• [PROBLEM TO WORK ON] In the lines from the start of the listing through the line containing "25, 788, 40)", inclusive, swap "interactable" for "clickable" and reproduce those lines with everything else left as is.

A run of records
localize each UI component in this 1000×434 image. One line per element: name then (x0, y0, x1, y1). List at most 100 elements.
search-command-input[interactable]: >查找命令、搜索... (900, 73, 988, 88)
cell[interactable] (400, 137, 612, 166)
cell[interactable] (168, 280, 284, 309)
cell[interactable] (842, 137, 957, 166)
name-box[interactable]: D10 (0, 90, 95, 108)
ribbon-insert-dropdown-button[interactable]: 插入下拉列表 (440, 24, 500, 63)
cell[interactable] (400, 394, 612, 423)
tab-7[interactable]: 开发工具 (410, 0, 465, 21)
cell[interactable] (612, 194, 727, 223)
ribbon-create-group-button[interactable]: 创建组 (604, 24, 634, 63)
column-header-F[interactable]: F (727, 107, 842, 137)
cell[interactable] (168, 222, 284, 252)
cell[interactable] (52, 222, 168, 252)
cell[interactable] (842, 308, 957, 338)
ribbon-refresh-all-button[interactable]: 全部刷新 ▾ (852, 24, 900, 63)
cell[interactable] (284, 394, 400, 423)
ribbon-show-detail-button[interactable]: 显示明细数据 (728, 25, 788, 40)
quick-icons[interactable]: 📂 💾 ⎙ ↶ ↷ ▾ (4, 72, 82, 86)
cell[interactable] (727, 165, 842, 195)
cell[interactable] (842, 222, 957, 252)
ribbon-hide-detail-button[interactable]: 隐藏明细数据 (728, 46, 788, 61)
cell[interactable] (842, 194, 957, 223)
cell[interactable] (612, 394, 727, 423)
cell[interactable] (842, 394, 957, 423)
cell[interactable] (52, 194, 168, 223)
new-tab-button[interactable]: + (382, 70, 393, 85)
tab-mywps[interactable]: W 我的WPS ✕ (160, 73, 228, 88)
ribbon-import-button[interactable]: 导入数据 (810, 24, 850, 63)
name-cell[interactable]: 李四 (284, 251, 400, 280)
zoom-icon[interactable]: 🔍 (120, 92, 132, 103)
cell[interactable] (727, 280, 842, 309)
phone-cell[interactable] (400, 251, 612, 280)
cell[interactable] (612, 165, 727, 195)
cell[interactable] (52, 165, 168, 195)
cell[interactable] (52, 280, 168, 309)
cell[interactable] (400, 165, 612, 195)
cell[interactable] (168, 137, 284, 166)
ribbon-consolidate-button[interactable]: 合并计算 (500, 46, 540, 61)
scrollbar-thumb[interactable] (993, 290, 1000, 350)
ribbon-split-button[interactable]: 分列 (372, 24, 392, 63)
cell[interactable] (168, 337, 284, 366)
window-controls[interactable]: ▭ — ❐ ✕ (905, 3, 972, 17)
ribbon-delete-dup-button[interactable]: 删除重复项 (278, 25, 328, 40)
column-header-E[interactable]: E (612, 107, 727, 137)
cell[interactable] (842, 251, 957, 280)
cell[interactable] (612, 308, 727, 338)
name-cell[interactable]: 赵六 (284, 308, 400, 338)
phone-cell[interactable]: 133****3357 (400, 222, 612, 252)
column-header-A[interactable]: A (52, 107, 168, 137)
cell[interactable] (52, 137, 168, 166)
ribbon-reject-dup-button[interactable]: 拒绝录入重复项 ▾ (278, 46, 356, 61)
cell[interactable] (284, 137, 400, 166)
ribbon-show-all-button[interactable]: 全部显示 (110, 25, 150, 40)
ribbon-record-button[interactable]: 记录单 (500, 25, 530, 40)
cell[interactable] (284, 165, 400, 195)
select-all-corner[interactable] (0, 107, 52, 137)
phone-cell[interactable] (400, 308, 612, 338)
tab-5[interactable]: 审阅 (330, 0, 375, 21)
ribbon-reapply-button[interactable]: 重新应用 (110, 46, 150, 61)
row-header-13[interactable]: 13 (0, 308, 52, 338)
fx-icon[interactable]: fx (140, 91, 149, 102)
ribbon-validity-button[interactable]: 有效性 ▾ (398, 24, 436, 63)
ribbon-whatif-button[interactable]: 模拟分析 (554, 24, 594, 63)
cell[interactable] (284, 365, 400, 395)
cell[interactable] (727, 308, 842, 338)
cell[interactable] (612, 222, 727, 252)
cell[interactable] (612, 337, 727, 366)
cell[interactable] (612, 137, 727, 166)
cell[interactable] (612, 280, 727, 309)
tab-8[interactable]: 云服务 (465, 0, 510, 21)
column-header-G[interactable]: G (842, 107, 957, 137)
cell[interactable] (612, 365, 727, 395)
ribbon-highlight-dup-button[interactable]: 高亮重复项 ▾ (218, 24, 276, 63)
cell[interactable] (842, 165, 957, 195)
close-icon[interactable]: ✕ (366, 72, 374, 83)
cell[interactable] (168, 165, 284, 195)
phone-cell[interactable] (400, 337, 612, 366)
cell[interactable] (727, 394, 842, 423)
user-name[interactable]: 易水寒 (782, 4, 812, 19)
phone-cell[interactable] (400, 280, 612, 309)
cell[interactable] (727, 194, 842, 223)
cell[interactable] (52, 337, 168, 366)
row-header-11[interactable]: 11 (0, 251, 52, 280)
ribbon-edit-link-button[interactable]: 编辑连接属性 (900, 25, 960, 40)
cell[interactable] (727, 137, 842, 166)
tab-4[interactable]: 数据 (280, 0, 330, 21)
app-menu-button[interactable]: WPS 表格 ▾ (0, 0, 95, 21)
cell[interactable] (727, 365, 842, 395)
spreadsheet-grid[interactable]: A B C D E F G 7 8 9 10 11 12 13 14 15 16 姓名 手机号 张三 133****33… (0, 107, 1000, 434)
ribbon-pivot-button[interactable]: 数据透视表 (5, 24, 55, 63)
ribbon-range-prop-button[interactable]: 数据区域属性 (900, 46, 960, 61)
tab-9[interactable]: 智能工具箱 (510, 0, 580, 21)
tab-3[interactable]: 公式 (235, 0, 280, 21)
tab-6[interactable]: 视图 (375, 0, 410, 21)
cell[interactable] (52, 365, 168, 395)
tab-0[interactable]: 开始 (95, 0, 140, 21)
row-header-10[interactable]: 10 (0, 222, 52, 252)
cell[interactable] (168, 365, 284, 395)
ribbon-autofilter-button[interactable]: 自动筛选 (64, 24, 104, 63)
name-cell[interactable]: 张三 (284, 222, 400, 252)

• [ANSWER FOR THIS EXERCISE]
localize each UI component in this 1000×434 image. One line per element: name then (x0, y0, x1, y1). List at most 100 elements.
search-command-input[clickable]: >查找命令、搜索... (900, 73, 988, 88)
cell[clickable] (400, 137, 612, 166)
cell[clickable] (168, 280, 284, 309)
cell[clickable] (842, 137, 957, 166)
name-box[clickable]: D10 (0, 90, 95, 108)
ribbon-insert-dropdown-button[clickable]: 插入下拉列表 (440, 24, 500, 63)
cell[clickable] (400, 394, 612, 423)
tab-7[clickable]: 开发工具 (410, 0, 465, 21)
cell[clickable] (612, 194, 727, 223)
ribbon-create-group-button[clickable]: 创建组 (604, 24, 634, 63)
column-header-F[clickable]: F (727, 107, 842, 137)
cell[clickable] (168, 222, 284, 252)
cell[clickable] (52, 222, 168, 252)
cell[clickable] (842, 308, 957, 338)
ribbon-refresh-all-button[clickable]: 全部刷新 ▾ (852, 24, 900, 63)
cell[clickable] (284, 394, 400, 423)
ribbon-show-detail-button[clickable]: 显示明细数据 (728, 25, 788, 40)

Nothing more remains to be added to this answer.